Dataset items
───

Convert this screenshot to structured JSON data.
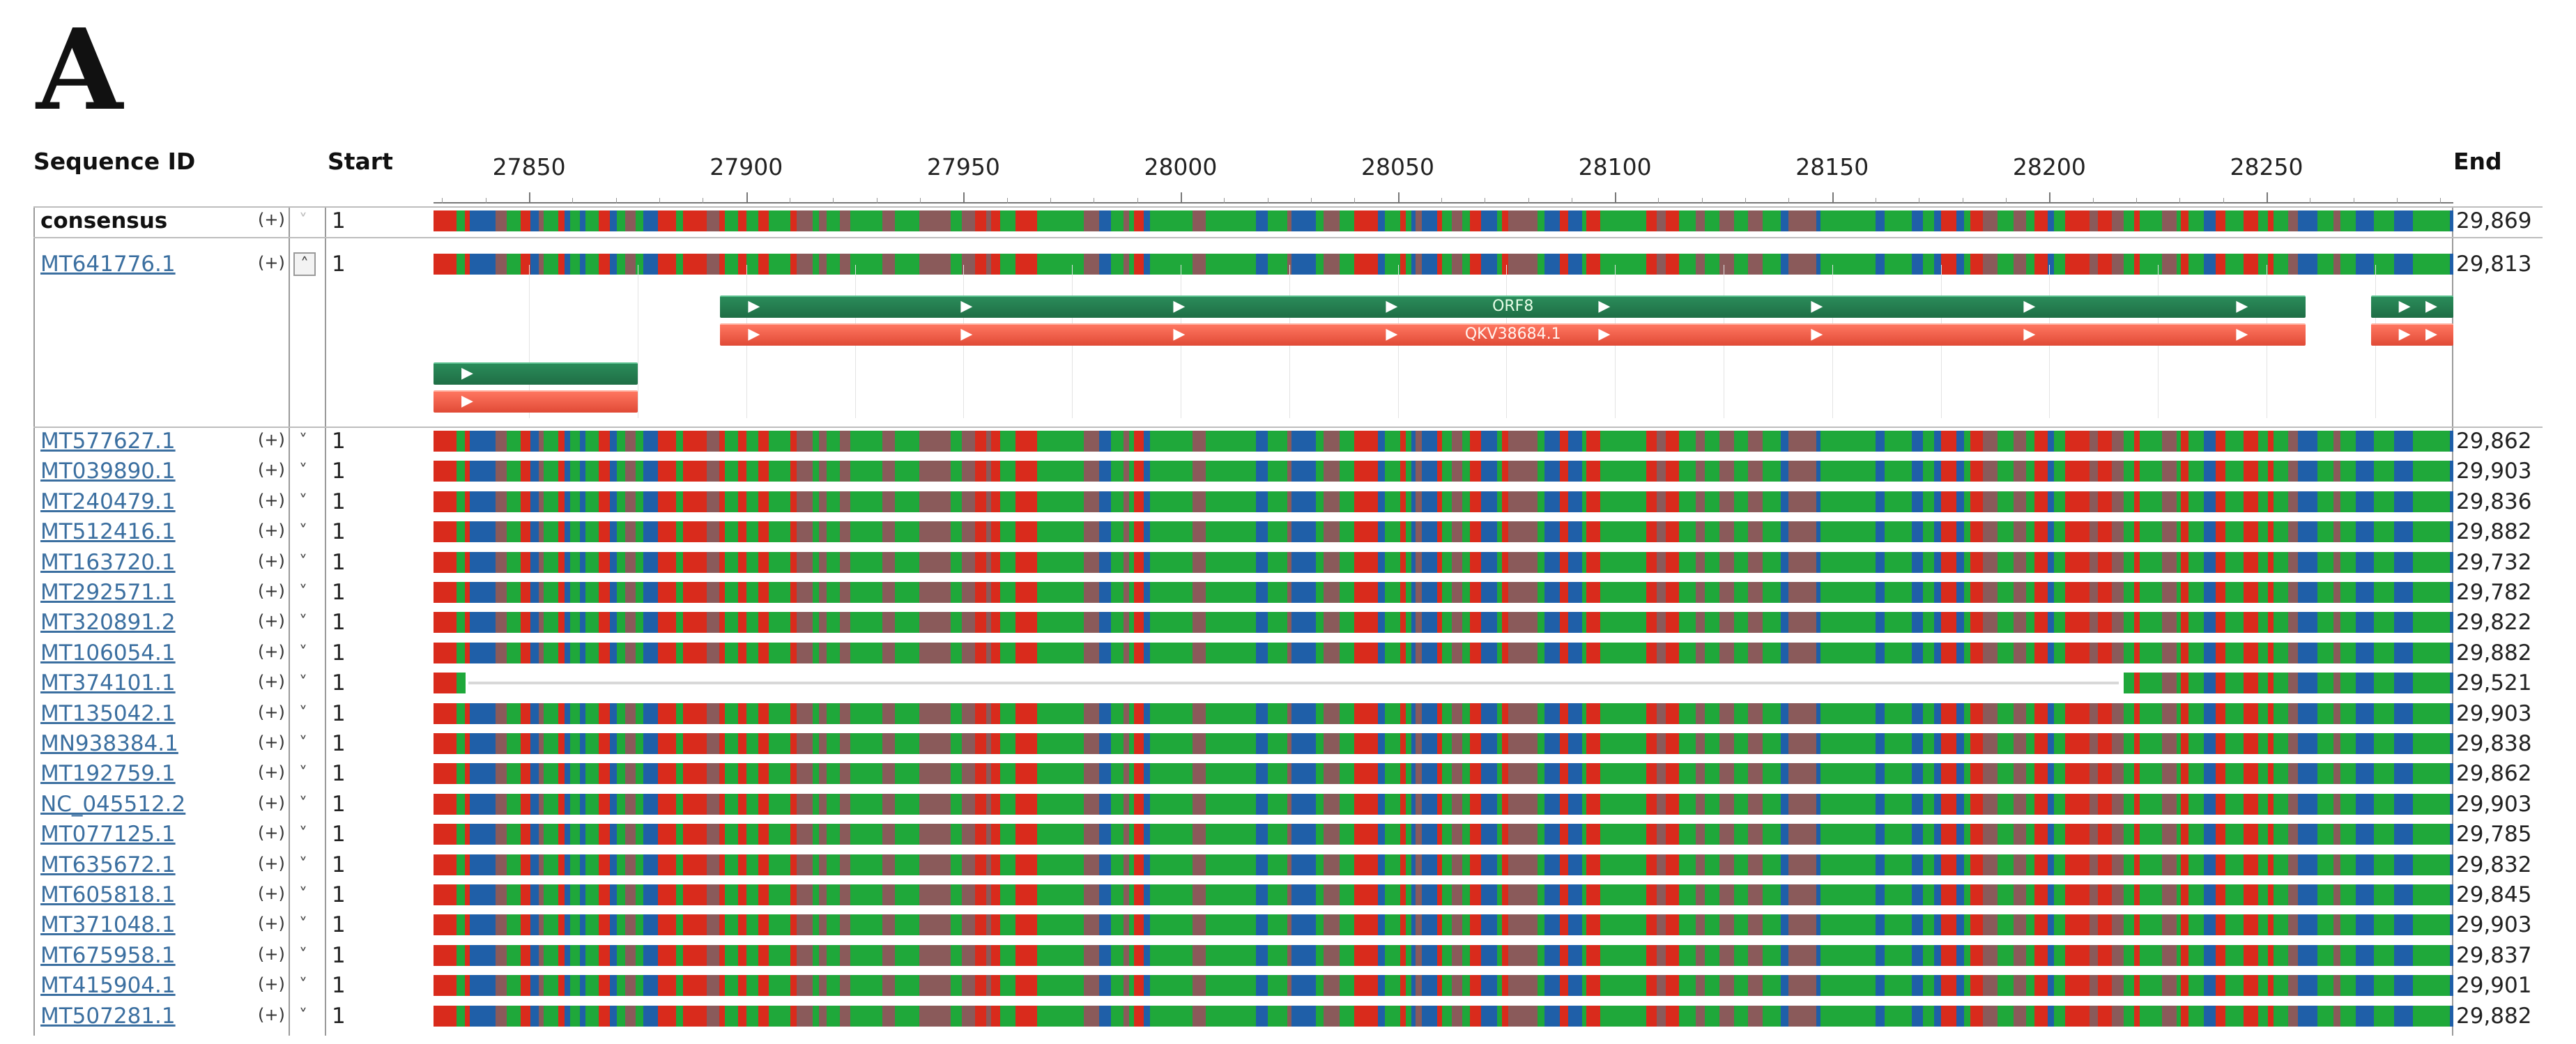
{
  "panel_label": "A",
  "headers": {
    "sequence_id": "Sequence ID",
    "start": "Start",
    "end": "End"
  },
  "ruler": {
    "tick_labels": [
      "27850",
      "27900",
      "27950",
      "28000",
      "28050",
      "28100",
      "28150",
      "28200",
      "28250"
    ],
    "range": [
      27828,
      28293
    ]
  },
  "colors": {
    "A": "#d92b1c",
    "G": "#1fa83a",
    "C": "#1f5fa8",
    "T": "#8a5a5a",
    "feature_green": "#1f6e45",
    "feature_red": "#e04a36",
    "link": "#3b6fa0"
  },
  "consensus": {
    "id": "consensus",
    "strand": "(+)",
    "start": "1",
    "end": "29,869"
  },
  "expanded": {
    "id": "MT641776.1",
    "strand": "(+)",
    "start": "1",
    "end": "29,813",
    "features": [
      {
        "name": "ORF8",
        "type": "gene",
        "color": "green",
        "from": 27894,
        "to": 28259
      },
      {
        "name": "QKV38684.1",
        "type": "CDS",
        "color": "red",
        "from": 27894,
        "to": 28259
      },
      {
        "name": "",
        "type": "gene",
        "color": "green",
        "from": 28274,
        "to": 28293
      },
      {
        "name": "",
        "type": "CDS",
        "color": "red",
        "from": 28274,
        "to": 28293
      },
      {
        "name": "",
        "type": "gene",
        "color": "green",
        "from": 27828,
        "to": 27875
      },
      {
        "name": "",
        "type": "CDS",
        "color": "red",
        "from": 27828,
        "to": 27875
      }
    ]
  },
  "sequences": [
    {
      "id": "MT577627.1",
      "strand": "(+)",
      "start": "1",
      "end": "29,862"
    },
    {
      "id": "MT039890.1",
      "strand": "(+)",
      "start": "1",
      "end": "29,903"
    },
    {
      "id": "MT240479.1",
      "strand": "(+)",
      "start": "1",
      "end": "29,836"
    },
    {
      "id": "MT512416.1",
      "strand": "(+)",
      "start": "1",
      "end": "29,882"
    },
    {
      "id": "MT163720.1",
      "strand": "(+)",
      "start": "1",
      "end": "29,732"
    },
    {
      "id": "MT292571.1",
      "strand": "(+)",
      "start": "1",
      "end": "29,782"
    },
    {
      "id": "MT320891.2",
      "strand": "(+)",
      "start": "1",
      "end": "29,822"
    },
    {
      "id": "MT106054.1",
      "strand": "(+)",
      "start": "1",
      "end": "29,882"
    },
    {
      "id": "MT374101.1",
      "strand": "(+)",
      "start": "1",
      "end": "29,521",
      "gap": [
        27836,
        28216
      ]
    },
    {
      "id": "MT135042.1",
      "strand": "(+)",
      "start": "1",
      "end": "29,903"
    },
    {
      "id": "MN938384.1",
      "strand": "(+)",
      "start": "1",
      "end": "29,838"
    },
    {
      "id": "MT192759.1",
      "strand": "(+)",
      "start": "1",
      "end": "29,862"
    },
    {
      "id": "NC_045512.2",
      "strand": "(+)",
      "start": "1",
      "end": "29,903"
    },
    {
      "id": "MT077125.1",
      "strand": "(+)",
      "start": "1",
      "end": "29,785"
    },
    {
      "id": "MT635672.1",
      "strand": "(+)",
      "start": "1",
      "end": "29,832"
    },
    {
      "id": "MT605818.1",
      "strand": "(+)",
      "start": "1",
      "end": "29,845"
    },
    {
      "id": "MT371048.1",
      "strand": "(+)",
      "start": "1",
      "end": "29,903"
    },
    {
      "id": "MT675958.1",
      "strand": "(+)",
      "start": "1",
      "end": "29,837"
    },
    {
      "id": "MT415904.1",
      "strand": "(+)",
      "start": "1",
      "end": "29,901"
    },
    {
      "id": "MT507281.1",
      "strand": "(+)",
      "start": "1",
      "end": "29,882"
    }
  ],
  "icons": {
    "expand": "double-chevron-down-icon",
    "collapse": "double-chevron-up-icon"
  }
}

───

_What to work on:_ Return the listing above unchanged, apart from dropping its pictures.

_Correct response:_
Convert this screenshot to structured JSON data.
{
  "panel_label": "A",
  "headers": {
    "sequence_id": "Sequence ID",
    "start": "Start",
    "end": "End"
  },
  "ruler": {
    "tick_labels": [
      "27850",
      "27900",
      "27950",
      "28000",
      "28050",
      "28100",
      "28150",
      "28200",
      "28250"
    ],
    "range": [
      27828,
      28293
    ]
  },
  "colors": {
    "A": "#d92b1c",
    "G": "#1fa83a",
    "C": "#1f5fa8",
    "T": "#8a5a5a",
    "feature_green": "#1f6e45",
    "feature_red": "#e04a36",
    "link": "#3b6fa0"
  },
  "consensus": {
    "id": "consensus",
    "strand": "(+)",
    "start": "1",
    "end": "29,869"
  },
  "expanded": {
    "id": "MT641776.1",
    "strand": "(+)",
    "start": "1",
    "end": "29,813",
    "features": [
      {
        "name": "ORF8",
        "type": "gene",
        "color": "green",
        "from": 27894,
        "to": 28259
      },
      {
        "name": "QKV38684.1",
        "type": "CDS",
        "color": "red",
        "from": 27894,
        "to": 28259
      },
      {
        "name": "",
        "type": "gene",
        "color": "green",
        "from": 28274,
        "to": 28293
      },
      {
        "name": "",
        "type": "CDS",
        "color": "red",
        "from": 28274,
        "to": 28293
      },
      {
        "name": "",
        "type": "gene",
        "color": "green",
        "from": 27828,
        "to": 27875
      },
      {
        "name": "",
        "type": "CDS",
        "color": "red",
        "from": 27828,
        "to": 27875
      }
    ]
  },
  "sequences": [
    {
      "id": "MT577627.1",
      "strand": "(+)",
      "start": "1",
      "end": "29,862"
    },
    {
      "id": "MT039890.1",
      "strand": "(+)",
      "start": "1",
      "end": "29,903"
    },
    {
      "id": "MT240479.1",
      "strand": "(+)",
      "start": "1",
      "end": "29,836"
    },
    {
      "id": "MT512416.1",
      "strand": "(+)",
      "start": "1",
      "end": "29,882"
    },
    {
      "id": "MT163720.1",
      "strand": "(+)",
      "start": "1",
      "end": "29,732"
    },
    {
      "id": "MT292571.1",
      "strand": "(+)",
      "start": "1",
      "end": "29,782"
    },
    {
      "id": "MT320891.2",
      "strand": "(+)",
      "start": "1",
      "end": "29,822"
    },
    {
      "id": "MT106054.1",
      "strand": "(+)",
      "start": "1",
      "end": "29,882"
    },
    {
      "id": "MT374101.1",
      "strand": "(+)",
      "start": "1",
      "end": "29,521",
      "gap": [
        27836,
        28216
      ]
    },
    {
      "id": "MT135042.1",
      "strand": "(+)",
      "start": "1",
      "end": "29,903"
    },
    {
      "id": "MN938384.1",
      "strand": "(+)",
      "start": "1",
      "end": "29,838"
    },
    {
      "id": "MT192759.1",
      "strand": "(+)",
      "start": "1",
      "end": "29,862"
    },
    {
      "id": "NC_045512.2",
      "strand": "(+)",
      "start": "1",
      "end": "29,903"
    },
    {
      "id": "MT077125.1",
      "strand": "(+)",
      "start": "1",
      "end": "29,785"
    },
    {
      "id": "MT635672.1",
      "strand": "(+)",
      "start": "1",
      "end": "29,832"
    },
    {
      "id": "MT605818.1",
      "strand": "(+)",
      "start": "1",
      "end": "29,845"
    },
    {
      "id": "MT371048.1",
      "strand": "(+)",
      "start": "1",
      "end": "29,903"
    },
    {
      "id": "MT675958.1",
      "strand": "(+)",
      "start": "1",
      "end": "29,837"
    },
    {
      "id": "MT415904.1",
      "strand": "(+)",
      "start": "1",
      "end": "29,901"
    },
    {
      "id": "MT507281.1",
      "strand": "(+)",
      "start": "1",
      "end": "29,882"
    }
  ],
  "icons": {
    "expand": "double-chevron-down-icon",
    "collapse": "double-chevron-up-icon"
  }
}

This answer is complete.